__THE PROBLEM__: Copy each of the following items line for line, with no changes.
+++ ENTRIES +++
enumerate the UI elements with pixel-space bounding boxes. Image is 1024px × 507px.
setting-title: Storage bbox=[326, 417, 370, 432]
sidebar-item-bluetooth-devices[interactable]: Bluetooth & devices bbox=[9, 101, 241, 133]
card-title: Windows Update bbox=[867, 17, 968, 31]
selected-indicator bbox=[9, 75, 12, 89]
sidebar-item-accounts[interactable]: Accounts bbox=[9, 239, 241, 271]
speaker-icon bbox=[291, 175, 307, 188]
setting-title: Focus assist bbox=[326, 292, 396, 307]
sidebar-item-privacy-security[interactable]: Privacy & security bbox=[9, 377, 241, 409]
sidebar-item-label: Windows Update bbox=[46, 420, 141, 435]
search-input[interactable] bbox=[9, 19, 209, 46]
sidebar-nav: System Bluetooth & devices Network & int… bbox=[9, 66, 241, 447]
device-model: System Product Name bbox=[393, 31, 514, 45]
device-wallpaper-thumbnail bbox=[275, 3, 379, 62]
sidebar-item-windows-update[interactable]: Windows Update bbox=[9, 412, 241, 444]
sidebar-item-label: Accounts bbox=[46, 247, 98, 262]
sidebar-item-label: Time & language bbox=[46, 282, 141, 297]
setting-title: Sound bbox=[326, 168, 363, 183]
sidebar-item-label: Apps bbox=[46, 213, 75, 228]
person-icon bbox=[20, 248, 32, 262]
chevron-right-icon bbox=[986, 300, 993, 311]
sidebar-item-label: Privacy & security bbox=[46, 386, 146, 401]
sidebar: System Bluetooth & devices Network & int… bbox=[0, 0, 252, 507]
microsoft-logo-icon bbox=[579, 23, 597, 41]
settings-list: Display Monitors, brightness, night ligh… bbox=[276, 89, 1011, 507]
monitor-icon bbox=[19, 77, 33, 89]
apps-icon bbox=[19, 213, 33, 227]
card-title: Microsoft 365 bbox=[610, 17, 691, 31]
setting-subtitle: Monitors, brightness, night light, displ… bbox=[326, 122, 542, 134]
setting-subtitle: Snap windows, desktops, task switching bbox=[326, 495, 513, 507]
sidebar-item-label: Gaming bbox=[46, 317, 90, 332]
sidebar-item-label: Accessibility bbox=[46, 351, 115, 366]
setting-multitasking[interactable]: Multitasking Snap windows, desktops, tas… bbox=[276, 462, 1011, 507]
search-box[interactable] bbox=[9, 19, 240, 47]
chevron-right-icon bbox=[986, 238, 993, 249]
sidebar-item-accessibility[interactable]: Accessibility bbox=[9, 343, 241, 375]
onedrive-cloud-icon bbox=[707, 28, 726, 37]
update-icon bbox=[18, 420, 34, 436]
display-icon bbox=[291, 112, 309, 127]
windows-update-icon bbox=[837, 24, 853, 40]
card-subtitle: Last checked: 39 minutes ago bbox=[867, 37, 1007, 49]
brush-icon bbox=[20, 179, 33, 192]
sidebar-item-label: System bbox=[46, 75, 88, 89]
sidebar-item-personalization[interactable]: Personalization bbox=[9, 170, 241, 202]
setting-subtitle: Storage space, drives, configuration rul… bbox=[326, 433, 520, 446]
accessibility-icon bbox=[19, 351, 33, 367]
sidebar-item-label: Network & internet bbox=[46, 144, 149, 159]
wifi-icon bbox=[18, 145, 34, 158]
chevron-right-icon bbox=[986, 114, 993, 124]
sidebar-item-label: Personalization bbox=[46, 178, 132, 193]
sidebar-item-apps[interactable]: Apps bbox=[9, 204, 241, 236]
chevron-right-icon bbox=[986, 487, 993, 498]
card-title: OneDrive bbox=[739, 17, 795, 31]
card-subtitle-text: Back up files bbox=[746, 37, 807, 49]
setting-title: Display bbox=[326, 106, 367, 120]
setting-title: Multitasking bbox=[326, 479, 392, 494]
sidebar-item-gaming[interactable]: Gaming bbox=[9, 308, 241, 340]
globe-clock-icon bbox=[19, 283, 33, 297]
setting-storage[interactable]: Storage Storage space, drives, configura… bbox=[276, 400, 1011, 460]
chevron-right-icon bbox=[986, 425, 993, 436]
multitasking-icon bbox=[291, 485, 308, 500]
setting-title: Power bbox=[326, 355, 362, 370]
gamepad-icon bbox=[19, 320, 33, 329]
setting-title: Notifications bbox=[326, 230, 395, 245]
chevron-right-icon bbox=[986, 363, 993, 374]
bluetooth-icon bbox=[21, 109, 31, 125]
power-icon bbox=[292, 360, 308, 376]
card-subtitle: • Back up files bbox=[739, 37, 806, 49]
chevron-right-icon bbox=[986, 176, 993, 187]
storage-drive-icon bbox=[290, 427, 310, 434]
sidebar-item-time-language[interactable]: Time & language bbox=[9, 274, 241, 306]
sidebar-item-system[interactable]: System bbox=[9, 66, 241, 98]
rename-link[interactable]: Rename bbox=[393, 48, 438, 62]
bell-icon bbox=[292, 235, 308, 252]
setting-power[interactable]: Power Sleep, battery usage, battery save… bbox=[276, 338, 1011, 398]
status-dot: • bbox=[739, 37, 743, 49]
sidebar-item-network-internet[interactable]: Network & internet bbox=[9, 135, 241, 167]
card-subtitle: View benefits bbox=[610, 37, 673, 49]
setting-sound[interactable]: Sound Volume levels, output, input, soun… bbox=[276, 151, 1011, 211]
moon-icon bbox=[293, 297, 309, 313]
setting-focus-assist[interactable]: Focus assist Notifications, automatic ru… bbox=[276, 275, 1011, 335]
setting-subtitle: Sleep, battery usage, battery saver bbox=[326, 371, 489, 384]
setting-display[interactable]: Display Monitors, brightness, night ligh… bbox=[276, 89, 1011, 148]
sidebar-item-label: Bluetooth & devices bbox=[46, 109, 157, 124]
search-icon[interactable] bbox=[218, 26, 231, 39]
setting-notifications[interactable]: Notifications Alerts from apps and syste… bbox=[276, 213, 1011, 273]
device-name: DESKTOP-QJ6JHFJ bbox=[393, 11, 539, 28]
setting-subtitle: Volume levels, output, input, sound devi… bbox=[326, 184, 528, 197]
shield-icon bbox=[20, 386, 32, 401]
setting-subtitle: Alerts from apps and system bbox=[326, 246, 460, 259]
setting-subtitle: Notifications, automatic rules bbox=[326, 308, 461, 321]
+++
__EXERCISE RESPONSE__:
enumerate the UI elements with pixel-space bounding boxes. Image is 1024px × 507px.
setting-title: Storage bbox=[326, 417, 370, 432]
sidebar-item-bluetooth-devices[interactable]: Bluetooth & devices bbox=[9, 101, 241, 133]
card-title: Windows Update bbox=[867, 17, 968, 31]
selected-indicator bbox=[9, 75, 12, 89]
sidebar-item-accounts[interactable]: Accounts bbox=[9, 239, 241, 271]
speaker-icon bbox=[291, 175, 307, 188]
setting-title: Focus assist bbox=[326, 292, 396, 307]
sidebar-item-privacy-security[interactable]: Privacy & security bbox=[9, 377, 241, 409]
sidebar-item-label: Windows Update bbox=[46, 420, 141, 435]
search-input[interactable] bbox=[9, 19, 209, 46]
sidebar-nav: System Bluetooth & devices Network & int… bbox=[9, 66, 241, 447]
device-model: System Product Name bbox=[393, 31, 514, 45]
device-wallpaper-thumbnail bbox=[275, 3, 379, 62]
sidebar-item-windows-update[interactable]: Windows Update bbox=[9, 412, 241, 444]
sidebar-item-label: Accounts bbox=[46, 247, 98, 262]
sidebar-item-label: Time & language bbox=[46, 282, 141, 297]
setting-title: Sound bbox=[326, 168, 363, 183]
sidebar-item-label: Apps bbox=[46, 213, 75, 228]
person-icon bbox=[20, 248, 32, 262]
chevron-right-icon bbox=[986, 300, 993, 311]
sidebar-item-label: Privacy & security bbox=[46, 386, 146, 401]
sidebar: System Bluetooth & devices Network & int… bbox=[0, 0, 252, 507]
microsoft-logo-icon bbox=[579, 23, 597, 41]
settings-list: Display Monitors, brightness, night ligh… bbox=[276, 89, 1011, 507]
monitor-icon bbox=[19, 77, 33, 89]
apps-icon bbox=[19, 213, 33, 227]
card-title: Microsoft 365 bbox=[610, 17, 691, 31]
setting-subtitle: Monitors, brightness, night light, displ… bbox=[326, 122, 542, 134]
setting-subtitle: Snap windows, desktops, task switching bbox=[326, 495, 513, 507]
sidebar-item-label: Gaming bbox=[46, 317, 90, 332]
sidebar-item-label: Accessibility bbox=[46, 351, 115, 366]
setting-multitasking[interactable]: Multitasking Snap windows, desktops, tas… bbox=[276, 462, 1011, 507]
search-box[interactable] bbox=[9, 19, 240, 47]
chevron-right-icon bbox=[986, 238, 993, 249]
sidebar-item-accessibility[interactable]: Accessibility bbox=[9, 343, 241, 375]
onedrive-cloud-icon bbox=[707, 28, 726, 37]
update-icon bbox=[18, 420, 34, 436]
display-icon bbox=[291, 112, 309, 127]
windows-update-icon bbox=[837, 24, 853, 40]
card-subtitle: Last checked: 39 minutes ago bbox=[867, 37, 1007, 49]
brush-icon bbox=[20, 179, 33, 192]
sidebar-item-label: System bbox=[46, 75, 88, 89]
sidebar-item-personalization[interactable]: Personalization bbox=[9, 170, 241, 202]
setting-subtitle: Storage space, drives, configuration rul… bbox=[326, 433, 520, 446]
accessibility-icon bbox=[19, 351, 33, 367]
sidebar-item-label: Network & internet bbox=[46, 144, 149, 159]
wifi-icon bbox=[18, 145, 34, 158]
chevron-right-icon bbox=[986, 114, 993, 124]
sidebar-item-label: Personalization bbox=[46, 178, 132, 193]
sidebar-item-apps[interactable]: Apps bbox=[9, 204, 241, 236]
chevron-right-icon bbox=[986, 487, 993, 498]
card-title: OneDrive bbox=[739, 17, 795, 31]
card-subtitle-text: Back up files bbox=[746, 37, 807, 49]
setting-title: Display bbox=[326, 106, 367, 120]
setting-title: Multitasking bbox=[326, 479, 392, 494]
sidebar-item-gaming[interactable]: Gaming bbox=[9, 308, 241, 340]
globe-clock-icon bbox=[19, 283, 33, 297]
setting-storage[interactable]: Storage Storage space, drives, configura… bbox=[276, 400, 1011, 460]
chevron-right-icon bbox=[986, 425, 993, 436]
multitasking-icon bbox=[291, 485, 308, 500]
setting-title: Power bbox=[326, 355, 362, 370]
gamepad-icon bbox=[19, 320, 33, 329]
setting-title: Notifications bbox=[326, 230, 395, 245]
chevron-right-icon bbox=[986, 363, 993, 374]
bluetooth-icon bbox=[21, 109, 31, 125]
power-icon bbox=[292, 360, 308, 376]
card-subtitle: • Back up files bbox=[739, 37, 806, 49]
chevron-right-icon bbox=[986, 176, 993, 187]
storage-drive-icon bbox=[290, 427, 310, 434]
sidebar-item-time-language[interactable]: Time & language bbox=[9, 274, 241, 306]
sidebar-item-system[interactable]: System bbox=[9, 66, 241, 98]
rename-link[interactable]: Rename bbox=[393, 48, 438, 62]
bell-icon bbox=[292, 235, 308, 252]
setting-power[interactable]: Power Sleep, battery usage, battery save… bbox=[276, 338, 1011, 398]
status-dot: • bbox=[739, 37, 743, 49]
sidebar-item-network-internet[interactable]: Network & internet bbox=[9, 135, 241, 167]
card-subtitle: View benefits bbox=[610, 37, 673, 49]
setting-sound[interactable]: Sound Volume levels, output, input, soun… bbox=[276, 151, 1011, 211]
moon-icon bbox=[293, 297, 309, 313]
setting-focus-assist[interactable]: Focus assist Notifications, automatic ru… bbox=[276, 275, 1011, 335]
setting-subtitle: Sleep, battery usage, battery saver bbox=[326, 371, 489, 384]
setting-display[interactable]: Display Monitors, brightness, night ligh… bbox=[276, 89, 1011, 148]
sidebar-item-label: Bluetooth & devices bbox=[46, 109, 157, 124]
search-icon[interactable] bbox=[218, 26, 231, 39]
setting-notifications[interactable]: Notifications Alerts from apps and syste… bbox=[276, 213, 1011, 273]
device-name: DESKTOP-QJ6JHFJ bbox=[393, 11, 539, 28]
setting-subtitle: Volume levels, output, input, sound devi… bbox=[326, 184, 528, 197]
shield-icon bbox=[20, 386, 32, 401]
setting-subtitle: Alerts from apps and system bbox=[326, 246, 460, 259]
setting-subtitle: Notifications, automatic rules bbox=[326, 308, 461, 321]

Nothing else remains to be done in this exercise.